**WHAT YOU ARE ASKED TO DO:** What follows is a set of entries. Repeat them exactly, but not their pictures.

**AVAILABLE RECORDS:**
● ● ● ●

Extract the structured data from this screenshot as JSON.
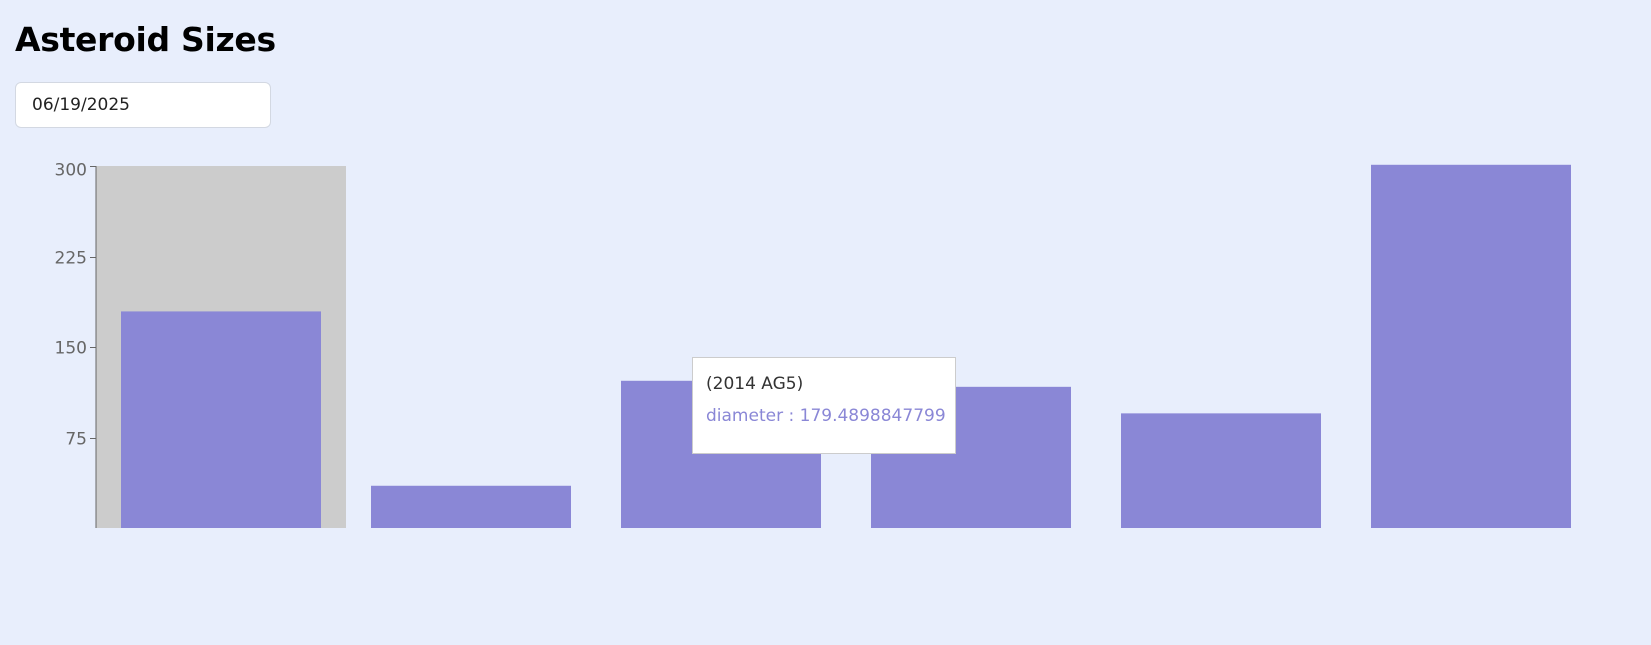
{
  "header": {
    "title": "Asteroid Sizes"
  },
  "date_input": {
    "value": "06/19/2025"
  },
  "colors": {
    "background": "#e8eefc",
    "bar": "#8a87d6",
    "cursor": "#cccccc",
    "axis": "#666666",
    "tick_text": "#666666"
  },
  "tooltip": {
    "label": "(2014 AG5)",
    "item_name": "diameter",
    "separator": " : ",
    "item_value": "179.4898847799"
  },
  "chart_data": {
    "type": "bar",
    "categories": [
      "(2014 AG5)",
      "",
      "",
      "",
      "",
      ""
    ],
    "series": [
      {
        "name": "diameter",
        "values": [
          179.4898847799,
          35,
          122,
          117,
          95,
          301
        ]
      }
    ],
    "ylim": [
      0,
      300
    ],
    "yticks": [
      75,
      150,
      225,
      300
    ],
    "xlabel": "",
    "ylabel": "",
    "grid": false,
    "legend": "none",
    "active_index": 0
  }
}
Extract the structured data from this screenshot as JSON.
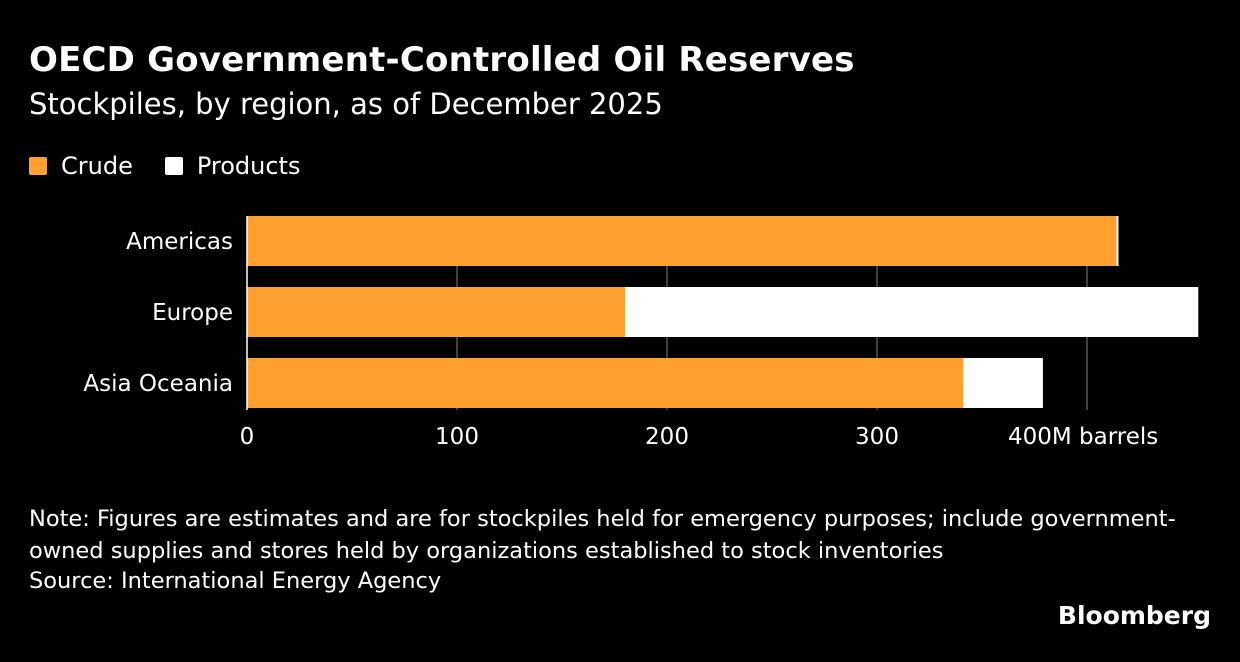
{
  "title": "OECD Government-Controlled Oil Reserves",
  "subtitle": "Stockpiles, by region, as of December 2025",
  "legend": [
    {
      "label": "Crude",
      "color": "#FFA02F"
    },
    {
      "label": "Products",
      "color": "#FFFFFF"
    }
  ],
  "note": "Note: Figures are estimates and are for stockpiles held for emergency purposes; include government-owned supplies and stores held by organizations established to stock inventories",
  "source": "Source: International Energy Agency",
  "brand": "Bloomberg",
  "chart_data": {
    "type": "bar",
    "orientation": "horizontal",
    "stacked": true,
    "categories": [
      "Americas",
      "Europe",
      "Asia Oceania"
    ],
    "series": [
      {
        "name": "Crude",
        "color": "#FFA02F",
        "values": [
          414,
          180,
          341
        ]
      },
      {
        "name": "Products",
        "color": "#FFFFFF",
        "values": [
          1,
          273,
          38
        ]
      }
    ],
    "x_ticks": [
      {
        "value": 0,
        "label": "0"
      },
      {
        "value": 100,
        "label": "100"
      },
      {
        "value": 200,
        "label": "200"
      },
      {
        "value": 300,
        "label": "300"
      },
      {
        "value": 400,
        "label": "400M barrels"
      }
    ],
    "xlim": [
      0,
      453
    ],
    "grid": true,
    "legend_position": "top-left"
  }
}
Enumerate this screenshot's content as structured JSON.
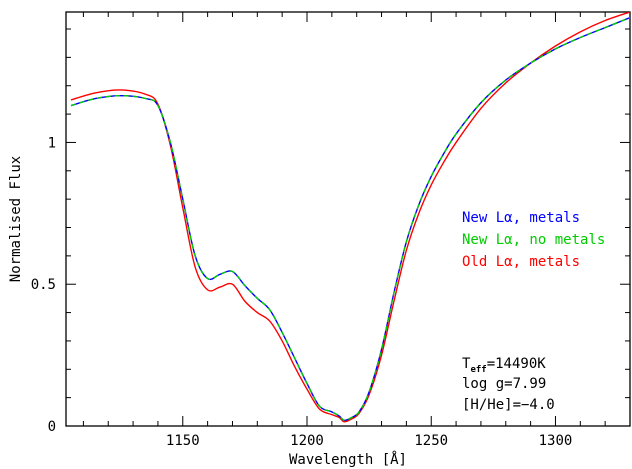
{
  "chart_data": {
    "type": "line",
    "title": "",
    "xlabel": "Wavelength [Å]",
    "ylabel": "Normalised Flux",
    "xlim": [
      1103,
      1330
    ],
    "ylim": [
      0,
      1.46
    ],
    "x_ticks": [
      1150,
      1200,
      1250,
      1300
    ],
    "y_ticks": [
      0,
      0.5,
      1
    ],
    "x_tick_labels": [
      "1150",
      "1200",
      "1250",
      "1300"
    ],
    "y_tick_labels": [
      "0",
      "0.5",
      "1"
    ],
    "grid": false,
    "legend_position": "right",
    "series": [
      {
        "name": "New Lα, metals",
        "color": "#0000ff",
        "x": [
          1105,
          1115,
          1125,
          1135,
          1140,
          1145,
          1150,
          1155,
          1160,
          1165,
          1170,
          1175,
          1180,
          1185,
          1190,
          1195,
          1200,
          1205,
          1210,
          1213,
          1215,
          1218,
          1221,
          1225,
          1230,
          1235,
          1240,
          1245,
          1250,
          1255,
          1260,
          1270,
          1280,
          1290,
          1300,
          1310,
          1320,
          1330
        ],
        "y": [
          1.13,
          1.155,
          1.165,
          1.155,
          1.13,
          1.0,
          0.8,
          0.6,
          0.52,
          0.535,
          0.545,
          0.495,
          0.45,
          0.41,
          0.33,
          0.24,
          0.15,
          0.07,
          0.05,
          0.035,
          0.02,
          0.03,
          0.05,
          0.12,
          0.27,
          0.47,
          0.65,
          0.78,
          0.88,
          0.96,
          1.03,
          1.14,
          1.22,
          1.28,
          1.33,
          1.37,
          1.405,
          1.44
        ]
      },
      {
        "name": "New Lα, no metals",
        "color": "#00cc00",
        "x": [
          1105,
          1115,
          1125,
          1135,
          1140,
          1145,
          1150,
          1155,
          1160,
          1165,
          1170,
          1175,
          1180,
          1185,
          1190,
          1195,
          1200,
          1205,
          1210,
          1213,
          1215,
          1218,
          1221,
          1225,
          1230,
          1235,
          1240,
          1245,
          1250,
          1255,
          1260,
          1270,
          1280,
          1290,
          1300,
          1310,
          1320,
          1330
        ],
        "y": [
          1.13,
          1.155,
          1.165,
          1.155,
          1.13,
          1.0,
          0.8,
          0.6,
          0.52,
          0.535,
          0.545,
          0.495,
          0.45,
          0.41,
          0.33,
          0.24,
          0.15,
          0.07,
          0.05,
          0.035,
          0.02,
          0.03,
          0.05,
          0.12,
          0.27,
          0.47,
          0.65,
          0.78,
          0.88,
          0.96,
          1.03,
          1.14,
          1.22,
          1.28,
          1.33,
          1.37,
          1.405,
          1.44
        ]
      },
      {
        "name": "Old Lα, metals",
        "color": "#ff0000",
        "x": [
          1105,
          1115,
          1125,
          1135,
          1140,
          1145,
          1150,
          1155,
          1160,
          1165,
          1170,
          1175,
          1180,
          1185,
          1190,
          1195,
          1200,
          1205,
          1210,
          1213,
          1215,
          1218,
          1221,
          1225,
          1230,
          1235,
          1240,
          1245,
          1250,
          1255,
          1260,
          1270,
          1280,
          1290,
          1300,
          1310,
          1320,
          1330
        ],
        "y": [
          1.15,
          1.175,
          1.185,
          1.17,
          1.135,
          0.99,
          0.77,
          0.56,
          0.48,
          0.49,
          0.5,
          0.44,
          0.4,
          0.37,
          0.3,
          0.21,
          0.13,
          0.06,
          0.04,
          0.03,
          0.015,
          0.025,
          0.045,
          0.11,
          0.25,
          0.44,
          0.62,
          0.75,
          0.85,
          0.93,
          1.0,
          1.12,
          1.21,
          1.28,
          1.34,
          1.39,
          1.43,
          1.46
        ]
      }
    ],
    "annotations": [
      {
        "text": "T",
        "sub": "eff",
        "rest": "=14490K"
      },
      {
        "text": "log g=7.99"
      },
      {
        "text": "[H/He]=−4.0"
      }
    ]
  }
}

● ● ● ●

**FULL ANSWER:**
Extract the structured data from this screenshot as JSON.
{
  "header": {
    "title": "Asteroid Sizes"
  },
  "date_input": {
    "value": "06/19/2025"
  },
  "colors": {
    "background": "#e8eefc",
    "bar": "#8a87d6",
    "cursor": "#cccccc",
    "axis": "#666666",
    "tick_text": "#666666"
  },
  "tooltip": {
    "label": "(2014 AG5)",
    "item_name": "diameter",
    "separator": " : ",
    "item_value": "179.4898847799"
  },
  "chart_data": {
    "type": "bar",
    "categories": [
      "(2014 AG5)",
      "",
      "",
      "",
      "",
      ""
    ],
    "series": [
      {
        "name": "diameter",
        "values": [
          179.4898847799,
          35,
          122,
          117,
          95,
          301
        ]
      }
    ],
    "ylim": [
      0,
      300
    ],
    "yticks": [
      75,
      150,
      225,
      300
    ],
    "xlabel": "",
    "ylabel": "",
    "grid": false,
    "legend": "none",
    "active_index": 0
  }
}
Extract the structured data from this screenshot as JSON.
{
  "title": "OECD Government-Controlled Oil Reserves",
  "subtitle": "Stockpiles, by region, as of December 2025",
  "legend": [
    {
      "label": "Crude",
      "color": "#FFA02F"
    },
    {
      "label": "Products",
      "color": "#FFFFFF"
    }
  ],
  "note": "Note: Figures are estimates and are for stockpiles held for emergency purposes; include government-owned supplies and stores held by organizations established to stock inventories",
  "source": "Source: International Energy Agency",
  "brand": "Bloomberg",
  "chart_data": {
    "type": "bar",
    "orientation": "horizontal",
    "stacked": true,
    "categories": [
      "Americas",
      "Europe",
      "Asia Oceania"
    ],
    "series": [
      {
        "name": "Crude",
        "color": "#FFA02F",
        "values": [
          414,
          180,
          341
        ]
      },
      {
        "name": "Products",
        "color": "#FFFFFF",
        "values": [
          1,
          273,
          38
        ]
      }
    ],
    "x_ticks": [
      {
        "value": 0,
        "label": "0"
      },
      {
        "value": 100,
        "label": "100"
      },
      {
        "value": 200,
        "label": "200"
      },
      {
        "value": 300,
        "label": "300"
      },
      {
        "value": 400,
        "label": "400M barrels"
      }
    ],
    "xlim": [
      0,
      453
    ],
    "grid": true,
    "legend_position": "top-left"
  }
}
Enumerate this screenshot's content as structured JSON.
{
  "chart_data": {
    "type": "line",
    "title": "",
    "xlabel": "Wavelength [Å]",
    "ylabel": "Normalised Flux",
    "xlim": [
      1103,
      1330
    ],
    "ylim": [
      0,
      1.46
    ],
    "x_ticks": [
      1150,
      1200,
      1250,
      1300
    ],
    "y_ticks": [
      0,
      0.5,
      1
    ],
    "x_tick_labels": [
      "1150",
      "1200",
      "1250",
      "1300"
    ],
    "y_tick_labels": [
      "0",
      "0.5",
      "1"
    ],
    "grid": false,
    "legend_position": "right",
    "series": [
      {
        "name": "New Lα, metals",
        "color": "#0000ff",
        "x": [
          1105,
          1115,
          1125,
          1135,
          1140,
          1145,
          1150,
          1155,
          1160,
          1165,
          1170,
          1175,
          1180,
          1185,
          1190,
          1195,
          1200,
          1205,
          1210,
          1213,
          1215,
          1218,
          1221,
          1225,
          1230,
          1235,
          1240,
          1245,
          1250,
          1255,
          1260,
          1270,
          1280,
          1290,
          1300,
          1310,
          1320,
          1330
        ],
        "y": [
          1.13,
          1.155,
          1.165,
          1.155,
          1.13,
          1.0,
          0.8,
          0.6,
          0.52,
          0.535,
          0.545,
          0.495,
          0.45,
          0.41,
          0.33,
          0.24,
          0.15,
          0.07,
          0.05,
          0.035,
          0.02,
          0.03,
          0.05,
          0.12,
          0.27,
          0.47,
          0.65,
          0.78,
          0.88,
          0.96,
          1.03,
          1.14,
          1.22,
          1.28,
          1.33,
          1.37,
          1.405,
          1.44
        ]
      },
      {
        "name": "New Lα, no metals",
        "color": "#00cc00",
        "x": [
          1105,
          1115,
          1125,
          1135,
          1140,
          1145,
          1150,
          1155,
          1160,
          1165,
          1170,
          1175,
          1180,
          1185,
          1190,
          1195,
          1200,
          1205,
          1210,
          1213,
          1215,
          1218,
          1221,
          1225,
          1230,
          1235,
          1240,
          1245,
          1250,
          1255,
          1260,
          1270,
          1280,
          1290,
          1300,
          1310,
          1320,
          1330
        ],
        "y": [
          1.13,
          1.155,
          1.165,
          1.155,
          1.13,
          1.0,
          0.8,
          0.6,
          0.52,
          0.535,
          0.545,
          0.495,
          0.45,
          0.41,
          0.33,
          0.24,
          0.15,
          0.07,
          0.05,
          0.035,
          0.02,
          0.03,
          0.05,
          0.12,
          0.27,
          0.47,
          0.65,
          0.78,
          0.88,
          0.96,
          1.03,
          1.14,
          1.22,
          1.28,
          1.33,
          1.37,
          1.405,
          1.44
        ]
      },
      {
        "name": "Old Lα, metals",
        "color": "#ff0000",
        "x": [
          1105,
          1115,
          1125,
          1135,
          1140,
          1145,
          1150,
          1155,
          1160,
          1165,
          1170,
          1175,
          1180,
          1185,
          1190,
          1195,
          1200,
          1205,
          1210,
          1213,
          1215,
          1218,
          1221,
          1225,
          1230,
          1235,
          1240,
          1245,
          1250,
          1255,
          1260,
          1270,
          1280,
          1290,
          1300,
          1310,
          1320,
          1330
        ],
        "y": [
          1.15,
          1.175,
          1.185,
          1.17,
          1.135,
          0.99,
          0.77,
          0.56,
          0.48,
          0.49,
          0.5,
          0.44,
          0.4,
          0.37,
          0.3,
          0.21,
          0.13,
          0.06,
          0.04,
          0.03,
          0.015,
          0.025,
          0.045,
          0.11,
          0.25,
          0.44,
          0.62,
          0.75,
          0.85,
          0.93,
          1.0,
          1.12,
          1.21,
          1.28,
          1.34,
          1.39,
          1.43,
          1.46
        ]
      }
    ],
    "annotations": [
      {
        "text": "T",
        "sub": "eff",
        "rest": "=14490K"
      },
      {
        "text": "log g=7.99"
      },
      {
        "text": "[H/He]=−4.0"
      }
    ]
  }
}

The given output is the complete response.